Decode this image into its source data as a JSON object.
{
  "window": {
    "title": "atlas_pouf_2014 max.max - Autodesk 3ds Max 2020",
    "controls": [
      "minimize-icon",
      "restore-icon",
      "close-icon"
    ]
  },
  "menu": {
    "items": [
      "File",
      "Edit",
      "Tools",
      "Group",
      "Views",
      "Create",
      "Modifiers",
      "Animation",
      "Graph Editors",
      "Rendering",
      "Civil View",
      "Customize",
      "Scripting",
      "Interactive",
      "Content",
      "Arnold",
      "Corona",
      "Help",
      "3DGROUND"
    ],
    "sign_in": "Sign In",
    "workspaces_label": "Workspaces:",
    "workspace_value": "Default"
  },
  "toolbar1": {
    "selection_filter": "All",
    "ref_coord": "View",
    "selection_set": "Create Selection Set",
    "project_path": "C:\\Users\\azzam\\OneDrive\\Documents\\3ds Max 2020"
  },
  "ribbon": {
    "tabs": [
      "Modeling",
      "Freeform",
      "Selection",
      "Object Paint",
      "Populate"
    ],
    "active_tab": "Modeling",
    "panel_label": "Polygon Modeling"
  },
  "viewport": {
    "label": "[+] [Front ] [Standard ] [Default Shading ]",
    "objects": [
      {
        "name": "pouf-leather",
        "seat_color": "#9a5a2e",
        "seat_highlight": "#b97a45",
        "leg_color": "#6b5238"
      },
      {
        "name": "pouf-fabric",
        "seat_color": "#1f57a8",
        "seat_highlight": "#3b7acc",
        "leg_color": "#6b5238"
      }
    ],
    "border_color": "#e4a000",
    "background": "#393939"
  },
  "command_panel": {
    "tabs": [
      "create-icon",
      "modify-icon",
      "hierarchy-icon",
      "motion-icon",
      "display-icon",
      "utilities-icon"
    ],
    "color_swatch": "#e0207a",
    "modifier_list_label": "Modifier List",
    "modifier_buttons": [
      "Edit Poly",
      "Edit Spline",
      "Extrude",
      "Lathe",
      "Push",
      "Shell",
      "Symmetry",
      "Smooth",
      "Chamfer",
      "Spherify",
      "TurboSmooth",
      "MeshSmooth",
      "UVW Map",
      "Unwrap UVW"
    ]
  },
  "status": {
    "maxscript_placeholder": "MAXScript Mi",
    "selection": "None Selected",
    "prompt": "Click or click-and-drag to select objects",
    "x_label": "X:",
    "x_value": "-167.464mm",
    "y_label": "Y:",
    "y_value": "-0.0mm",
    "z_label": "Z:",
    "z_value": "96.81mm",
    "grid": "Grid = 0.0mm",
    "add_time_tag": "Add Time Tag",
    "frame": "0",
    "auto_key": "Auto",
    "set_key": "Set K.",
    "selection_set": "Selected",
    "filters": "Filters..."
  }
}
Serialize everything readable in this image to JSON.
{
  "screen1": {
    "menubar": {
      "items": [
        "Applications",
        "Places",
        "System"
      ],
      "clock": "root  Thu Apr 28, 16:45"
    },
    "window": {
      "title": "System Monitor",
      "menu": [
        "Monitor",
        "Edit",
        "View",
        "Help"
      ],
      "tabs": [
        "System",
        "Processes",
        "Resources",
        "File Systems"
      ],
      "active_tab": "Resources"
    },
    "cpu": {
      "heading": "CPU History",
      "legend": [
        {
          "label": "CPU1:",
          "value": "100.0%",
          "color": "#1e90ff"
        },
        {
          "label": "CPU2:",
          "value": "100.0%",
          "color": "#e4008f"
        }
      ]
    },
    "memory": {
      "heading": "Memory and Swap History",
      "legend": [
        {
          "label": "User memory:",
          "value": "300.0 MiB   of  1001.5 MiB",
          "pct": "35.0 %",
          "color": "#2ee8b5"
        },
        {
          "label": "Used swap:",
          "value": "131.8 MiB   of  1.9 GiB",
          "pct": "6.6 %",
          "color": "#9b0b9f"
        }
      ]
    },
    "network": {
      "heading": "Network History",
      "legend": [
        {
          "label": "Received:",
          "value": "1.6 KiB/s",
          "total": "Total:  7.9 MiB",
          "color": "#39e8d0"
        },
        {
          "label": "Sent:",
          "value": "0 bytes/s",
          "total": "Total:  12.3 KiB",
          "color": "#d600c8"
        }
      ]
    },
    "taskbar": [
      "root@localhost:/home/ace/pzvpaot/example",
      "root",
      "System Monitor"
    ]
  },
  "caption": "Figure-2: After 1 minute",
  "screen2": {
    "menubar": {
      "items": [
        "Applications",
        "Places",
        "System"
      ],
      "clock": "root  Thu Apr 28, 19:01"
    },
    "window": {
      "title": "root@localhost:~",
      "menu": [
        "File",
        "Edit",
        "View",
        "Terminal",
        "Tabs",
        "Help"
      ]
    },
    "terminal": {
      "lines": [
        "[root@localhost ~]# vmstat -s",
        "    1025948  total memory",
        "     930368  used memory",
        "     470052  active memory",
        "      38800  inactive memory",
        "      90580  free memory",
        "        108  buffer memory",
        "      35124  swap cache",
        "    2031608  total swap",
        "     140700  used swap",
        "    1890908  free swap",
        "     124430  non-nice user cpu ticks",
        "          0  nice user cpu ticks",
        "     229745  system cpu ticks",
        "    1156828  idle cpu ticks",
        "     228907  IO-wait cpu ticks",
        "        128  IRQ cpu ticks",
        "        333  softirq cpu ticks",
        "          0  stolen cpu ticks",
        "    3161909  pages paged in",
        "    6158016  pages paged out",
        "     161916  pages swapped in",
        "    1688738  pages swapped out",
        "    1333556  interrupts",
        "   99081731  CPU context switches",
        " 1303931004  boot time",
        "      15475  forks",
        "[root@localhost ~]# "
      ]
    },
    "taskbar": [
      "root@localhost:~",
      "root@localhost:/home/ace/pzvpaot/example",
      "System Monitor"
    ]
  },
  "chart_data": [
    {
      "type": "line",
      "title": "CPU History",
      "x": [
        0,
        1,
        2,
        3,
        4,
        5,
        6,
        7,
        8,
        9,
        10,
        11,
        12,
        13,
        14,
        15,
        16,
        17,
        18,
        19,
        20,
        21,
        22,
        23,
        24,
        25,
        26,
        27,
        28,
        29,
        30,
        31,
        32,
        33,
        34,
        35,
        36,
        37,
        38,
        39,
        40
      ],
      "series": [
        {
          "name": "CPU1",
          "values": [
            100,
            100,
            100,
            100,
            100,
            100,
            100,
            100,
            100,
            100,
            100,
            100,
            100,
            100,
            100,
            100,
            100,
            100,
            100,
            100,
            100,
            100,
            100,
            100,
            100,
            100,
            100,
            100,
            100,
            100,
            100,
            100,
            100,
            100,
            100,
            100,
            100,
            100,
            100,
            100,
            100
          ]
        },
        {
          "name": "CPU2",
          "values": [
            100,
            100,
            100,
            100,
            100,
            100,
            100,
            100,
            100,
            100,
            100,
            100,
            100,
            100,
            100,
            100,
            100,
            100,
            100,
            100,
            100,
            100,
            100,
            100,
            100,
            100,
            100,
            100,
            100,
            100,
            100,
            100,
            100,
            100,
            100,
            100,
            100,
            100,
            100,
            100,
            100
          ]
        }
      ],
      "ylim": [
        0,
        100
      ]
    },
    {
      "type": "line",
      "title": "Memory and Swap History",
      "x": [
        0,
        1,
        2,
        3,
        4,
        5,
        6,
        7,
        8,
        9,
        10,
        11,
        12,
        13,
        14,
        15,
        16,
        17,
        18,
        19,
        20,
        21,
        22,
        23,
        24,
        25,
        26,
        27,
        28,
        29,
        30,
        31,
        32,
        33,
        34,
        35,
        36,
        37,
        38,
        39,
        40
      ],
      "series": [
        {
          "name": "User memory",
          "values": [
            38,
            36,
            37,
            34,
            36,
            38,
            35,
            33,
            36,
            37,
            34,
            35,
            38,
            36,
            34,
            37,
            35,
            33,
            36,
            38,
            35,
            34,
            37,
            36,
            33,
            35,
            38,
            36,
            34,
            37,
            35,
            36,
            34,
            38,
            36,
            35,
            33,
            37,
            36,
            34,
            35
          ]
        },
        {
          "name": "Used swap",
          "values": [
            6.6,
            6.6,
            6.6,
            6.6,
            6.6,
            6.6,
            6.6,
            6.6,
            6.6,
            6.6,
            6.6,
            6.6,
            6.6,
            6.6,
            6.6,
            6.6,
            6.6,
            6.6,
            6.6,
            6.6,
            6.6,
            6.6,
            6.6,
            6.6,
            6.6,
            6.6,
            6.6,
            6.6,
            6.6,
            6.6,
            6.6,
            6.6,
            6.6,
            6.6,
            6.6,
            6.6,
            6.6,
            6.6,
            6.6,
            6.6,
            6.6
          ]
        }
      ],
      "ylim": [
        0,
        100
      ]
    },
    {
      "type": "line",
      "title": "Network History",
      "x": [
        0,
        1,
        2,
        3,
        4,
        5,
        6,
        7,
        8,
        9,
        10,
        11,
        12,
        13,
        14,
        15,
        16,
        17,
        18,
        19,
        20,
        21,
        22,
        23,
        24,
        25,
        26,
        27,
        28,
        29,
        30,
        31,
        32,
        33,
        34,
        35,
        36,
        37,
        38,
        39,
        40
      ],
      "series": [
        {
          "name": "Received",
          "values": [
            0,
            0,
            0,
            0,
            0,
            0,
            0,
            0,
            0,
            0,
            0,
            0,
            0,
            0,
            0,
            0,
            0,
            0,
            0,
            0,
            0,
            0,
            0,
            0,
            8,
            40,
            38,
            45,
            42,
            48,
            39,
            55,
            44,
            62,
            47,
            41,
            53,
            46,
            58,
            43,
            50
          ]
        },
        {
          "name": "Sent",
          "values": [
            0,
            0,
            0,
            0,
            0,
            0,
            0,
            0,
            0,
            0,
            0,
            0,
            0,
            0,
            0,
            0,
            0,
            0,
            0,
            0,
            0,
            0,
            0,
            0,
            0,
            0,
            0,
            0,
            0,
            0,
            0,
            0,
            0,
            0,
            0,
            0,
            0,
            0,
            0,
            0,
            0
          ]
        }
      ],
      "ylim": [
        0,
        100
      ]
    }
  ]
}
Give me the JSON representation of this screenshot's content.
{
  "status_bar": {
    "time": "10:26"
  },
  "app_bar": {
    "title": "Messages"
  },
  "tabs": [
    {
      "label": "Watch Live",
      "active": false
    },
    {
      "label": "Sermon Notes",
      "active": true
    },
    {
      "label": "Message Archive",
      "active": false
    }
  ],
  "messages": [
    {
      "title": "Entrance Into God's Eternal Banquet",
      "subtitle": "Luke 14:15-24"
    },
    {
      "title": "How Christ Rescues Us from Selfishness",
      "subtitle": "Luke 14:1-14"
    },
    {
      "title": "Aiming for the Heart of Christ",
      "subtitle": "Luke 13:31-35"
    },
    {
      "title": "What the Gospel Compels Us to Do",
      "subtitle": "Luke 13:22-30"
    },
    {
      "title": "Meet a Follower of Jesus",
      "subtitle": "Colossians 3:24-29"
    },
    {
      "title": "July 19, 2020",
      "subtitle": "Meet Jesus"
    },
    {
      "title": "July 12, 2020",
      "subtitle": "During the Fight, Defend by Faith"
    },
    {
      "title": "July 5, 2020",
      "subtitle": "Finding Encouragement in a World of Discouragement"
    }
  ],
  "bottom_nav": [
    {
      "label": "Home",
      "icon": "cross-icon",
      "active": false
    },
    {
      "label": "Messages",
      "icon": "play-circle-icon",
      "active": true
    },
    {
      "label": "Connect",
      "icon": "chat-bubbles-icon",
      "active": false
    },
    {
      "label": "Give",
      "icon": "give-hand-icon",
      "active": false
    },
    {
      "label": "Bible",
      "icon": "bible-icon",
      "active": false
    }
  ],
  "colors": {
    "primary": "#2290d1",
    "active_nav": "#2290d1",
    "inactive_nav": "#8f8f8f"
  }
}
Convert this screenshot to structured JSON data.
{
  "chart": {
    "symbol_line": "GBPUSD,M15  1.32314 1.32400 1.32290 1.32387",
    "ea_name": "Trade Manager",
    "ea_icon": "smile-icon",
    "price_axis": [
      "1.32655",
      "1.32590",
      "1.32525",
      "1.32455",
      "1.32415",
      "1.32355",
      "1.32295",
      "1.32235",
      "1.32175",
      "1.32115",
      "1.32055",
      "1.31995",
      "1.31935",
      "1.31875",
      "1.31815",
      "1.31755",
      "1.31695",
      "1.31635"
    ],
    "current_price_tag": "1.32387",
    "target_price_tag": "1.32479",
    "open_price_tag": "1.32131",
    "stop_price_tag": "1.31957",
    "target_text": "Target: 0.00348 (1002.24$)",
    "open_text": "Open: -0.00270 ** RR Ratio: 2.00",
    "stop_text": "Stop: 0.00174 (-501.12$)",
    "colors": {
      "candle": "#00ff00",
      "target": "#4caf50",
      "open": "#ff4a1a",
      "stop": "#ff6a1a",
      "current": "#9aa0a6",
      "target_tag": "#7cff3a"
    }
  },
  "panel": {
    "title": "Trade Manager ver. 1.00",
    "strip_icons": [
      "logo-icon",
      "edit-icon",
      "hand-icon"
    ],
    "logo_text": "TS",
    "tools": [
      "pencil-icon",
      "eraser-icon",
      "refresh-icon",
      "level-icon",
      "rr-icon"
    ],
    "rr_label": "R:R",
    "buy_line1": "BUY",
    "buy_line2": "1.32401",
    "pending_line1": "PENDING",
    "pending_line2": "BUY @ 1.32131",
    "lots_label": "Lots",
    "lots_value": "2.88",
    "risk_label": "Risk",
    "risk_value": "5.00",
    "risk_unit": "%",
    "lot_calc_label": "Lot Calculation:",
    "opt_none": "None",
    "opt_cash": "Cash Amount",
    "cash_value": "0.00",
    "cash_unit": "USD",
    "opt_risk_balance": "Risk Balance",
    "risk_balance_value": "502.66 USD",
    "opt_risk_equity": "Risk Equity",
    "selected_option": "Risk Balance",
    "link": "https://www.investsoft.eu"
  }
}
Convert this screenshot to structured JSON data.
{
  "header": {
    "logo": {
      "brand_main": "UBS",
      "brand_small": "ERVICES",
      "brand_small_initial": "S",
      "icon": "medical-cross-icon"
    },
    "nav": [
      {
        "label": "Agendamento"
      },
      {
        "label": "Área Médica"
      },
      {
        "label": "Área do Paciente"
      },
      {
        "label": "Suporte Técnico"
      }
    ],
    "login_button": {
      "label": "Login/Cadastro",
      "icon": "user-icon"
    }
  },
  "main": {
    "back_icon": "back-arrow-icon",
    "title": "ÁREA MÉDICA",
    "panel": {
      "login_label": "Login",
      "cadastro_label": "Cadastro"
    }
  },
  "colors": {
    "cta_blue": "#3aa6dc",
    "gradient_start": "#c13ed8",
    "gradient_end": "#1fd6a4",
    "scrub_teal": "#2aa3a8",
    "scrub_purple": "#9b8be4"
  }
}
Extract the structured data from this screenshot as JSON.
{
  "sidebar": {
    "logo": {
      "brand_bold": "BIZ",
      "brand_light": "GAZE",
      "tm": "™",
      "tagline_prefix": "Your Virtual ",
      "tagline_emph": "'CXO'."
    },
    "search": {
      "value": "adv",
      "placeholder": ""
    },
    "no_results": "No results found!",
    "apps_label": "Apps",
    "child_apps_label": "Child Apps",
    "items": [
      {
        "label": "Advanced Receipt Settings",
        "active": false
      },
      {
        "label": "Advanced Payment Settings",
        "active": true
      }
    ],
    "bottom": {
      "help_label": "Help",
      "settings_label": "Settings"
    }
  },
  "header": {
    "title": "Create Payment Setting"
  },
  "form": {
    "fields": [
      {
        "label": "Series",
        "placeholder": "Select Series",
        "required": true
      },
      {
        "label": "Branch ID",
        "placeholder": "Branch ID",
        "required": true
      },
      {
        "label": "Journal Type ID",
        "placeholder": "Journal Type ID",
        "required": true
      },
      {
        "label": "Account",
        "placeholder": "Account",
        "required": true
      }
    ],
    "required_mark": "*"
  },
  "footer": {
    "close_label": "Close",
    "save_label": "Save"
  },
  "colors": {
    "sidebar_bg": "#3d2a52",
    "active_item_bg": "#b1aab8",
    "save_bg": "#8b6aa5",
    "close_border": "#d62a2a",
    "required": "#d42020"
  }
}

Objective
From the entries above, pull out each line that includes "Christ".

Reply
      "title": "How Christ Rescues Us from Selfishness",
      "title": "Aiming for the Heart of Christ",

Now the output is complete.